BEGIN Given records

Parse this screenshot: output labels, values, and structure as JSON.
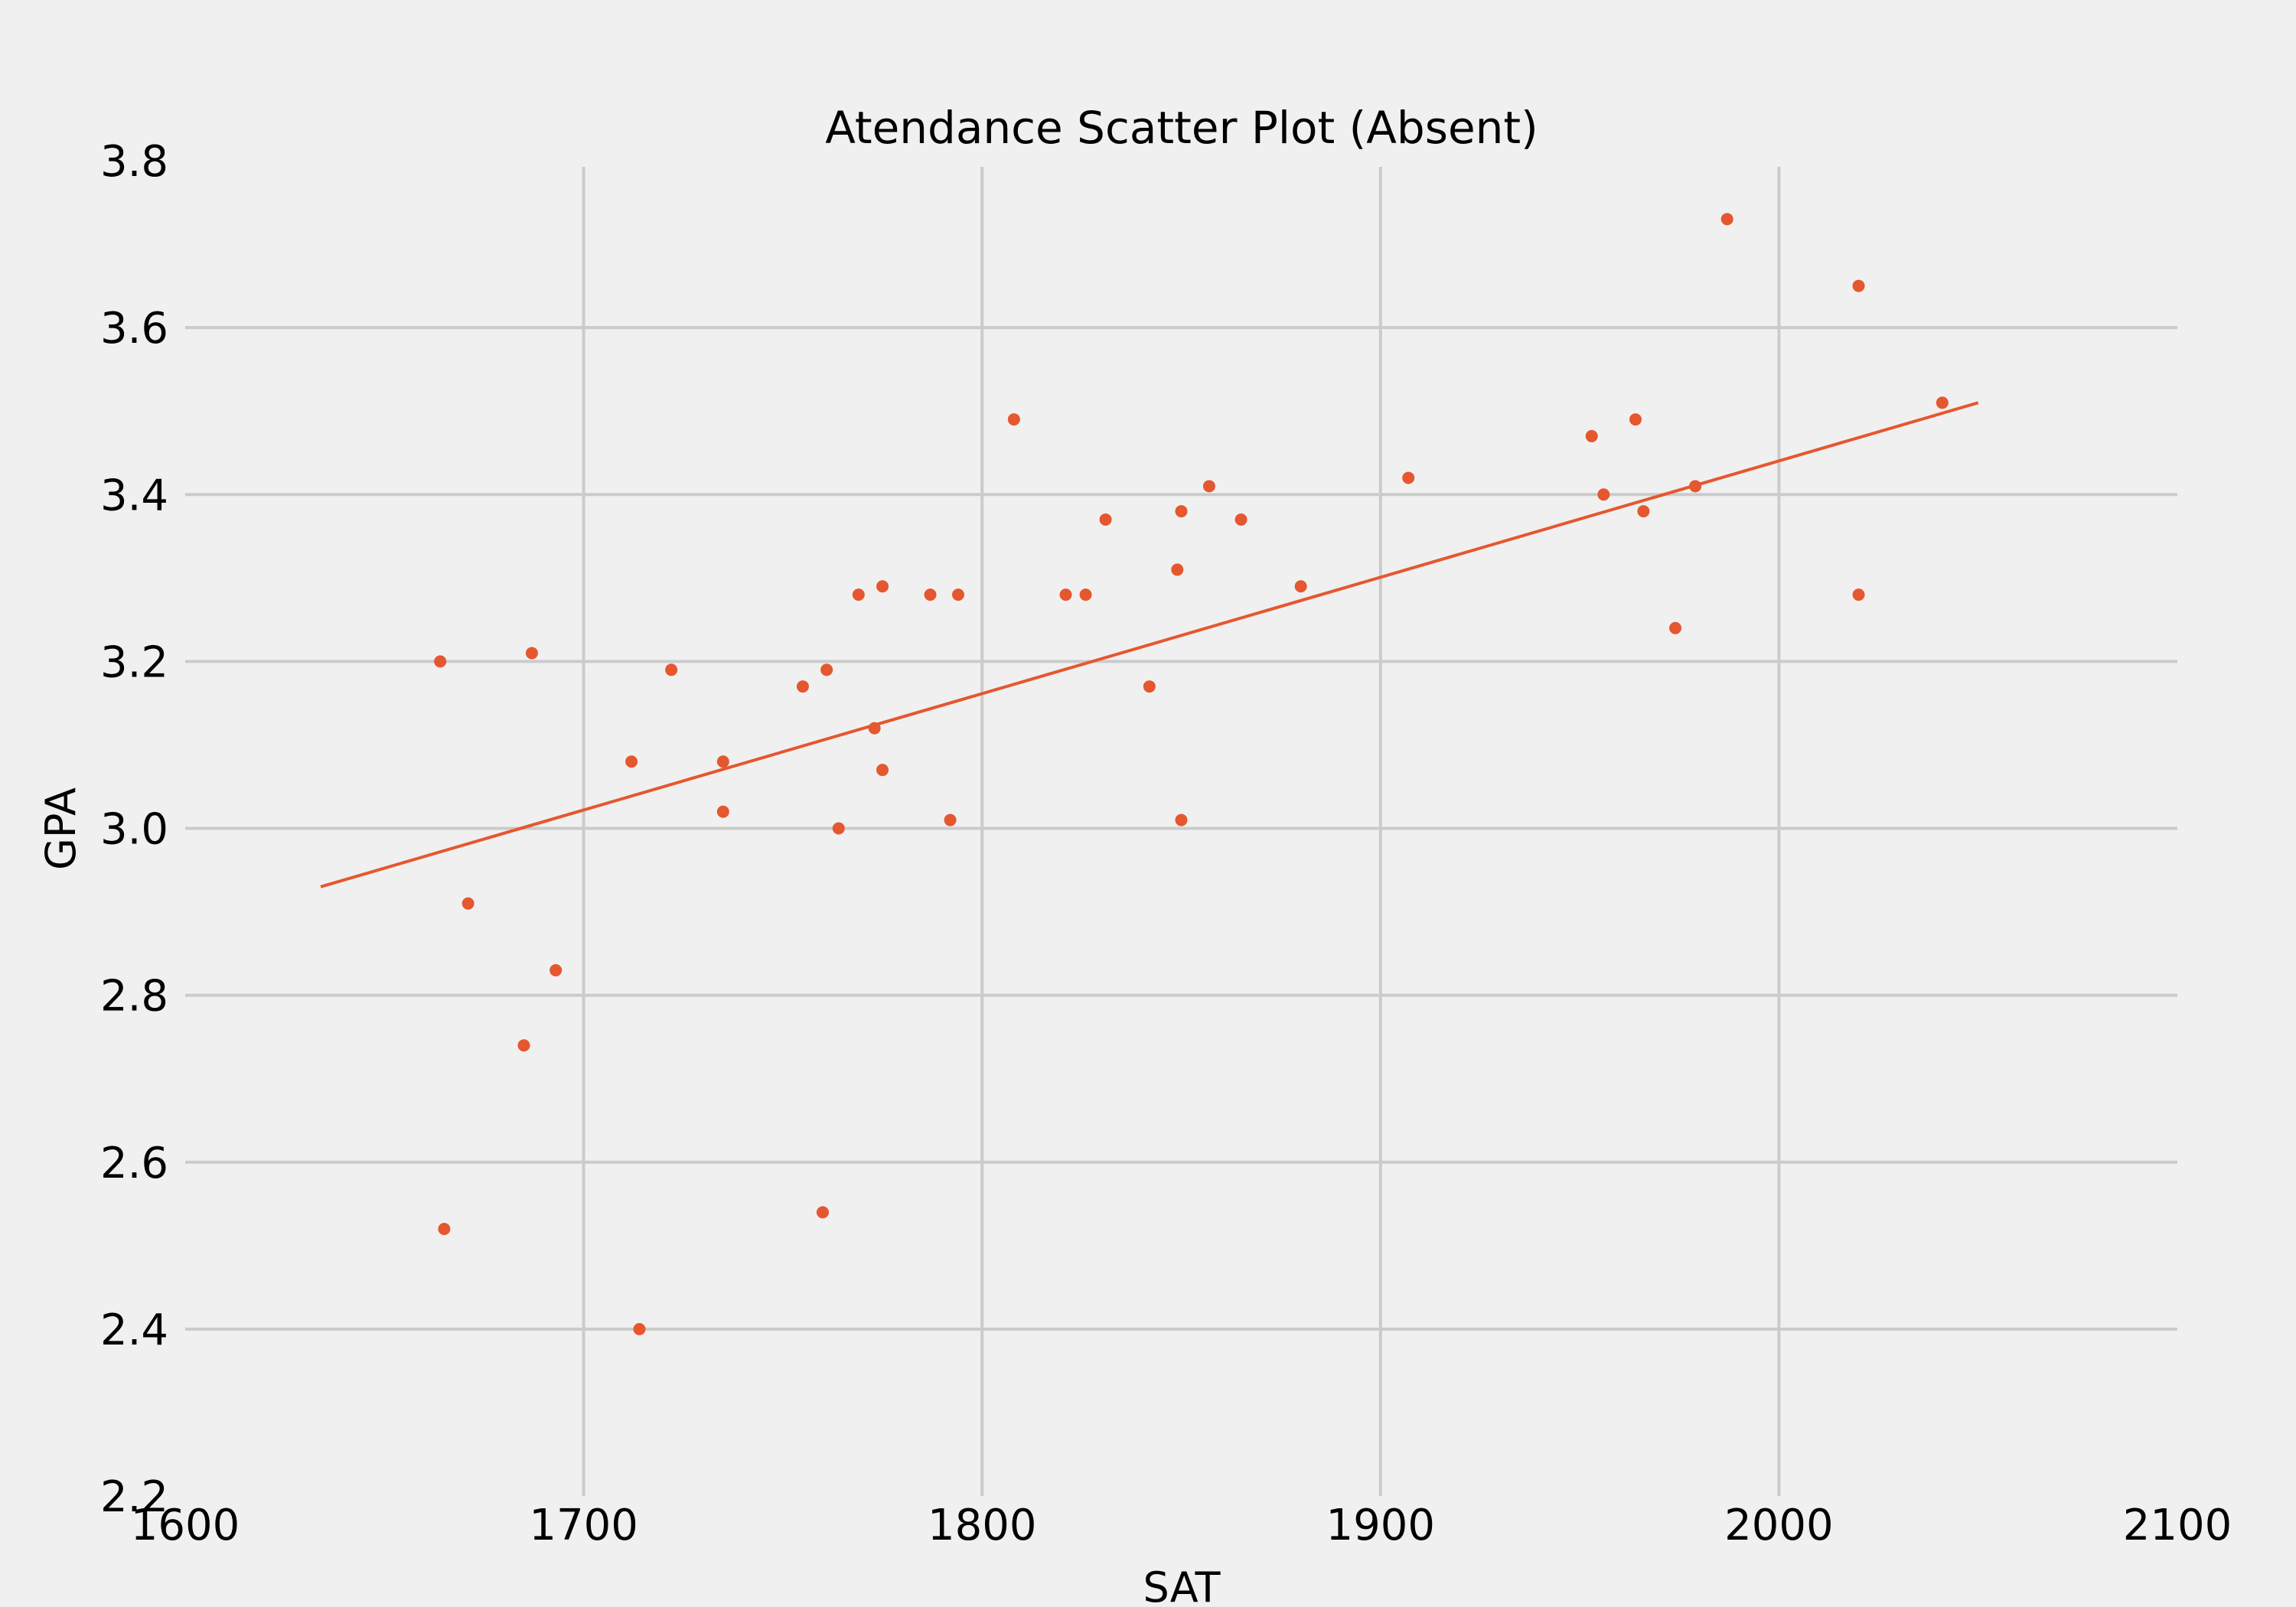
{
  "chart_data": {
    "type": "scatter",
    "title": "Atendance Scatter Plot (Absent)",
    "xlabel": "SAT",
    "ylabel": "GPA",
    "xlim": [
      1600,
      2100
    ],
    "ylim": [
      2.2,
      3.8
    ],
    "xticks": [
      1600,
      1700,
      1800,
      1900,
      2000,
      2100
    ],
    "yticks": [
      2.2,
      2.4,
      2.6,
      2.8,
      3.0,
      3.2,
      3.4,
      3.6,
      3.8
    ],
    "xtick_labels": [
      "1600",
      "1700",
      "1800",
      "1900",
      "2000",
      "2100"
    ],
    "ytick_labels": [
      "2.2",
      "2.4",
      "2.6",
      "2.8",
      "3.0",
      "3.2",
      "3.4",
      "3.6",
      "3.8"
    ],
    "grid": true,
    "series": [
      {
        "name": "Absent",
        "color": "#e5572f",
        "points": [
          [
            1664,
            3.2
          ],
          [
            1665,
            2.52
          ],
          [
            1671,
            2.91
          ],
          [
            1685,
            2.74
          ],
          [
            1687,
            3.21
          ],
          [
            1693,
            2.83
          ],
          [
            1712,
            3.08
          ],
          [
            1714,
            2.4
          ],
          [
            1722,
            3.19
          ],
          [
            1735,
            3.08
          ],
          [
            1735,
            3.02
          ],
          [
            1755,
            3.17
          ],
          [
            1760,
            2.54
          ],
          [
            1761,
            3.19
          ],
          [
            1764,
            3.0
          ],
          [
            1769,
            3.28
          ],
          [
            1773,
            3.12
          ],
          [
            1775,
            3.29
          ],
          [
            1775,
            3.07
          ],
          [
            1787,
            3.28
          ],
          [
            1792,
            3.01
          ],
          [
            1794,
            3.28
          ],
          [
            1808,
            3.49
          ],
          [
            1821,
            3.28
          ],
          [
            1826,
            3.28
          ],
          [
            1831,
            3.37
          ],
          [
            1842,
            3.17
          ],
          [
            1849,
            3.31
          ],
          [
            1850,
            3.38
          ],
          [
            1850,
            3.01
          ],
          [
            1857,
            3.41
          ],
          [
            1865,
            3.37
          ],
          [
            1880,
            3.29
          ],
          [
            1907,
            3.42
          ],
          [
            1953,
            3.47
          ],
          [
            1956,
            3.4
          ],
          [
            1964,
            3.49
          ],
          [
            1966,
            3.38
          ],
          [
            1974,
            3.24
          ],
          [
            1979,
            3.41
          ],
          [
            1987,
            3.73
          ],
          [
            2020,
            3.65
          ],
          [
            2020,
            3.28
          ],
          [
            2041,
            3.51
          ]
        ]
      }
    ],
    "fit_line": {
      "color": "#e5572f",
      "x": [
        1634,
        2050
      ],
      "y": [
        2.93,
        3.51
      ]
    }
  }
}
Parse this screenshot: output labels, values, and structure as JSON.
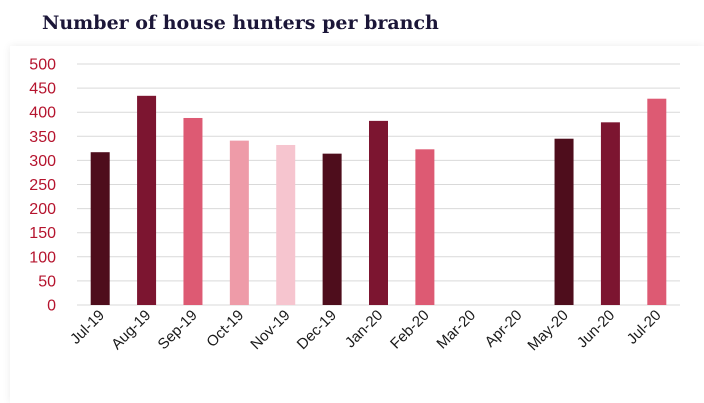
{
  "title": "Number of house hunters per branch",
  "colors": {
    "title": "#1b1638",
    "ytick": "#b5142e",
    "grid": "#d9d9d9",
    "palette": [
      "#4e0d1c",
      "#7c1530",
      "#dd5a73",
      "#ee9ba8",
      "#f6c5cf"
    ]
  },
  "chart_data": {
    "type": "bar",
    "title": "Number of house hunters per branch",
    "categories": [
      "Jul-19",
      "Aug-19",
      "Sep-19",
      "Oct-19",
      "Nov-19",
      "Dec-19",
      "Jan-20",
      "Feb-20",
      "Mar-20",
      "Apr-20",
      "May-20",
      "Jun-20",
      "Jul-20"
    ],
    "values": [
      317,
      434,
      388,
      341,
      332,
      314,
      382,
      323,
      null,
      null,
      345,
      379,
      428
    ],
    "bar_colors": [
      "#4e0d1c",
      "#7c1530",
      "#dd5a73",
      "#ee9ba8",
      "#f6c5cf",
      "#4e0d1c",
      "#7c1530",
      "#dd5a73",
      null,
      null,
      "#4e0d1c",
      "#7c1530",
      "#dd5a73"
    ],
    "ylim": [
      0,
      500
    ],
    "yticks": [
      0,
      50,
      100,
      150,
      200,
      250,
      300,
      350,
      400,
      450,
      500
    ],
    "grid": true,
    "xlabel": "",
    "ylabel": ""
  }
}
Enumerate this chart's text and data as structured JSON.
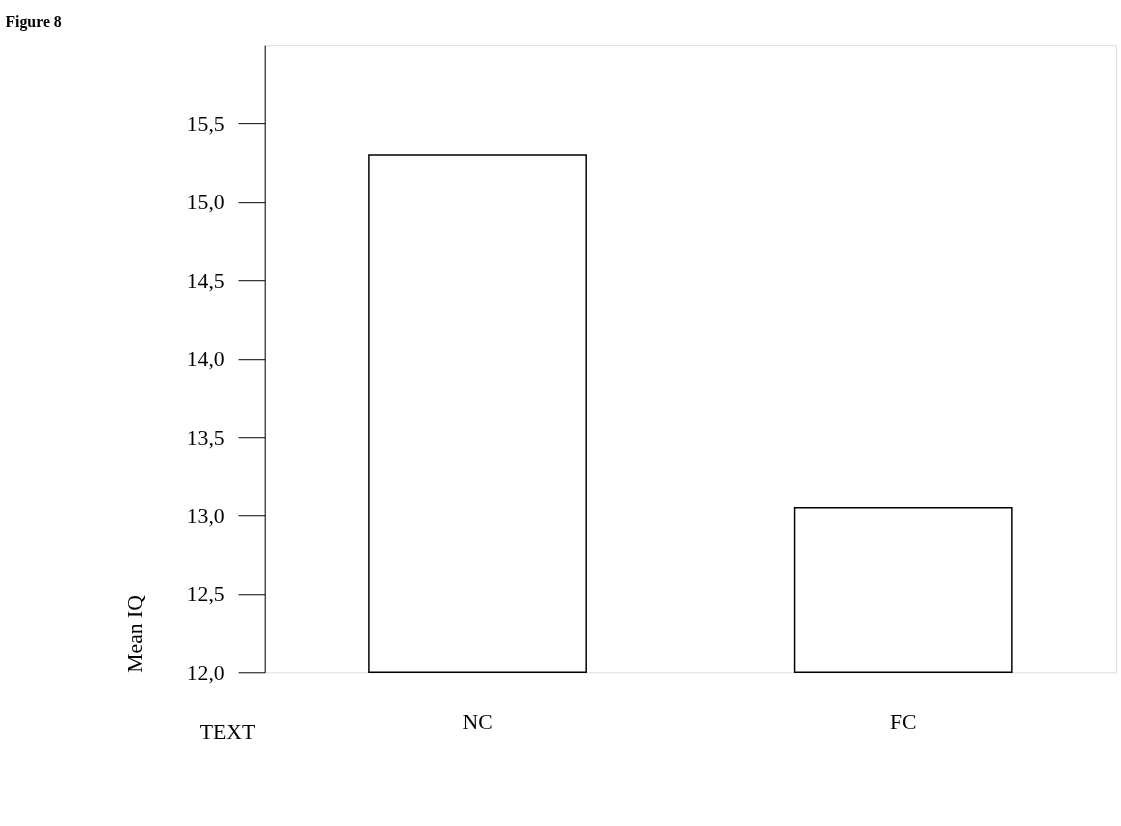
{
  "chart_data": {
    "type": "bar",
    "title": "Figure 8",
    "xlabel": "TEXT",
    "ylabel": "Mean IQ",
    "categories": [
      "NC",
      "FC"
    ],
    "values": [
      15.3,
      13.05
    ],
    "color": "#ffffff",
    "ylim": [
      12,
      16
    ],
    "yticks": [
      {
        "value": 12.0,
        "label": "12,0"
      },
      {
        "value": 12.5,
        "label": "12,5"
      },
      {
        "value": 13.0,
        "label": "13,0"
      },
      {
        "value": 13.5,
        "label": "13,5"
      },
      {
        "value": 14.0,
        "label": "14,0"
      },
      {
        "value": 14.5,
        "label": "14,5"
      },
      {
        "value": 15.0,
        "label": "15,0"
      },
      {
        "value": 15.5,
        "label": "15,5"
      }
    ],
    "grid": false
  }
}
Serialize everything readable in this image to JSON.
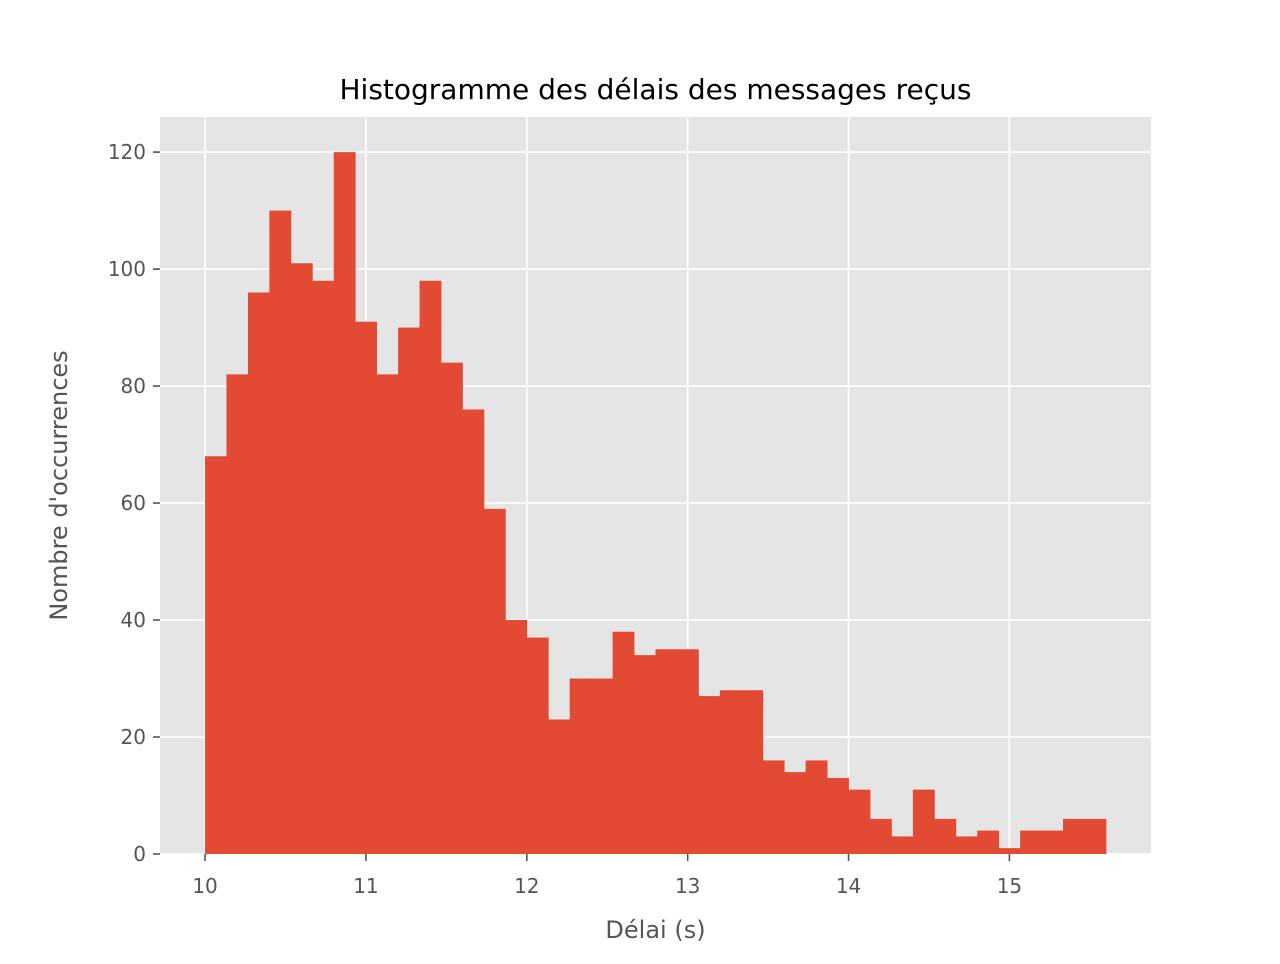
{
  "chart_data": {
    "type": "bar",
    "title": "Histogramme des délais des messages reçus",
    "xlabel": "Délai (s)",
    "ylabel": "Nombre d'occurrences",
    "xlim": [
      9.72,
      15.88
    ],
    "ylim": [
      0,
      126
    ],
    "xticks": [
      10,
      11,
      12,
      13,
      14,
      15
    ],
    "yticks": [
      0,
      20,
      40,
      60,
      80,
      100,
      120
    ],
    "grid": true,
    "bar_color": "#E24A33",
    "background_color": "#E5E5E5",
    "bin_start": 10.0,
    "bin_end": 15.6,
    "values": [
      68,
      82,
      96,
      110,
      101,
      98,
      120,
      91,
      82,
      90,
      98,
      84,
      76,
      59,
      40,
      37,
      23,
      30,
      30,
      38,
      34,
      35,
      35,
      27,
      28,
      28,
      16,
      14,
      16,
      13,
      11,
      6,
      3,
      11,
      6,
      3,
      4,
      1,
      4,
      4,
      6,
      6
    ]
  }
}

END Given records

Pictures in the records above are left out; print everything else exactly as written.

● **Task answer**
Parse this screenshot: output labels, values, and structure as JSON.
{
  "chart_data": {
    "type": "scatter",
    "title": "Atendance Scatter Plot (Absent)",
    "xlabel": "SAT",
    "ylabel": "GPA",
    "xlim": [
      1600,
      2100
    ],
    "ylim": [
      2.2,
      3.8
    ],
    "xticks": [
      1600,
      1700,
      1800,
      1900,
      2000,
      2100
    ],
    "yticks": [
      2.2,
      2.4,
      2.6,
      2.8,
      3.0,
      3.2,
      3.4,
      3.6,
      3.8
    ],
    "xtick_labels": [
      "1600",
      "1700",
      "1800",
      "1900",
      "2000",
      "2100"
    ],
    "ytick_labels": [
      "2.2",
      "2.4",
      "2.6",
      "2.8",
      "3.0",
      "3.2",
      "3.4",
      "3.6",
      "3.8"
    ],
    "grid": true,
    "series": [
      {
        "name": "Absent",
        "color": "#e5572f",
        "points": [
          [
            1664,
            3.2
          ],
          [
            1665,
            2.52
          ],
          [
            1671,
            2.91
          ],
          [
            1685,
            2.74
          ],
          [
            1687,
            3.21
          ],
          [
            1693,
            2.83
          ],
          [
            1712,
            3.08
          ],
          [
            1714,
            2.4
          ],
          [
            1722,
            3.19
          ],
          [
            1735,
            3.08
          ],
          [
            1735,
            3.02
          ],
          [
            1755,
            3.17
          ],
          [
            1760,
            2.54
          ],
          [
            1761,
            3.19
          ],
          [
            1764,
            3.0
          ],
          [
            1769,
            3.28
          ],
          [
            1773,
            3.12
          ],
          [
            1775,
            3.29
          ],
          [
            1775,
            3.07
          ],
          [
            1787,
            3.28
          ],
          [
            1792,
            3.01
          ],
          [
            1794,
            3.28
          ],
          [
            1808,
            3.49
          ],
          [
            1821,
            3.28
          ],
          [
            1826,
            3.28
          ],
          [
            1831,
            3.37
          ],
          [
            1842,
            3.17
          ],
          [
            1849,
            3.31
          ],
          [
            1850,
            3.38
          ],
          [
            1850,
            3.01
          ],
          [
            1857,
            3.41
          ],
          [
            1865,
            3.37
          ],
          [
            1880,
            3.29
          ],
          [
            1907,
            3.42
          ],
          [
            1953,
            3.47
          ],
          [
            1956,
            3.4
          ],
          [
            1964,
            3.49
          ],
          [
            1966,
            3.38
          ],
          [
            1974,
            3.24
          ],
          [
            1979,
            3.41
          ],
          [
            1987,
            3.73
          ],
          [
            2020,
            3.65
          ],
          [
            2020,
            3.28
          ],
          [
            2041,
            3.51
          ]
        ]
      }
    ],
    "fit_line": {
      "color": "#e5572f",
      "x": [
        1634,
        2050
      ],
      "y": [
        2.93,
        3.51
      ]
    }
  }
}
Parse this screenshot: output labels, values, and structure as JSON.
{
  "title": "Number of house hunters per branch",
  "colors": {
    "title": "#1b1638",
    "ytick": "#b5142e",
    "grid": "#d9d9d9",
    "palette": [
      "#4e0d1c",
      "#7c1530",
      "#dd5a73",
      "#ee9ba8",
      "#f6c5cf"
    ]
  },
  "chart_data": {
    "type": "bar",
    "title": "Number of house hunters per branch",
    "categories": [
      "Jul-19",
      "Aug-19",
      "Sep-19",
      "Oct-19",
      "Nov-19",
      "Dec-19",
      "Jan-20",
      "Feb-20",
      "Mar-20",
      "Apr-20",
      "May-20",
      "Jun-20",
      "Jul-20"
    ],
    "values": [
      317,
      434,
      388,
      341,
      332,
      314,
      382,
      323,
      null,
      null,
      345,
      379,
      428
    ],
    "bar_colors": [
      "#4e0d1c",
      "#7c1530",
      "#dd5a73",
      "#ee9ba8",
      "#f6c5cf",
      "#4e0d1c",
      "#7c1530",
      "#dd5a73",
      null,
      null,
      "#4e0d1c",
      "#7c1530",
      "#dd5a73"
    ],
    "ylim": [
      0,
      500
    ],
    "yticks": [
      0,
      50,
      100,
      150,
      200,
      250,
      300,
      350,
      400,
      450,
      500
    ],
    "grid": true,
    "xlabel": "",
    "ylabel": ""
  }
}
Enumerate this chart's text and data as structured JSON.
{
  "chart_data": {
    "type": "bar",
    "title": "Figure 8",
    "xlabel": "TEXT",
    "ylabel": "Mean IQ",
    "categories": [
      "NC",
      "FC"
    ],
    "values": [
      15.3,
      13.05
    ],
    "color": "#ffffff",
    "ylim": [
      12,
      16
    ],
    "yticks": [
      {
        "value": 12.0,
        "label": "12,0"
      },
      {
        "value": 12.5,
        "label": "12,5"
      },
      {
        "value": 13.0,
        "label": "13,0"
      },
      {
        "value": 13.5,
        "label": "13,5"
      },
      {
        "value": 14.0,
        "label": "14,0"
      },
      {
        "value": 14.5,
        "label": "14,5"
      },
      {
        "value": 15.0,
        "label": "15,0"
      },
      {
        "value": 15.5,
        "label": "15,5"
      }
    ],
    "grid": false
  }
}
Serialize everything readable in this image to JSON.
{
  "chart_data": {
    "type": "bar",
    "title": "Histogramme des délais des messages reçus",
    "xlabel": "Délai (s)",
    "ylabel": "Nombre d'occurrences",
    "xlim": [
      9.72,
      15.88
    ],
    "ylim": [
      0,
      126
    ],
    "xticks": [
      10,
      11,
      12,
      13,
      14,
      15
    ],
    "yticks": [
      0,
      20,
      40,
      60,
      80,
      100,
      120
    ],
    "grid": true,
    "bar_color": "#E24A33",
    "background_color": "#E5E5E5",
    "bin_start": 10.0,
    "bin_end": 15.6,
    "values": [
      68,
      82,
      96,
      110,
      101,
      98,
      120,
      91,
      82,
      90,
      98,
      84,
      76,
      59,
      40,
      37,
      23,
      30,
      30,
      38,
      34,
      35,
      35,
      27,
      28,
      28,
      16,
      14,
      16,
      13,
      11,
      6,
      3,
      11,
      6,
      3,
      4,
      1,
      4,
      4,
      6,
      6
    ]
  }
}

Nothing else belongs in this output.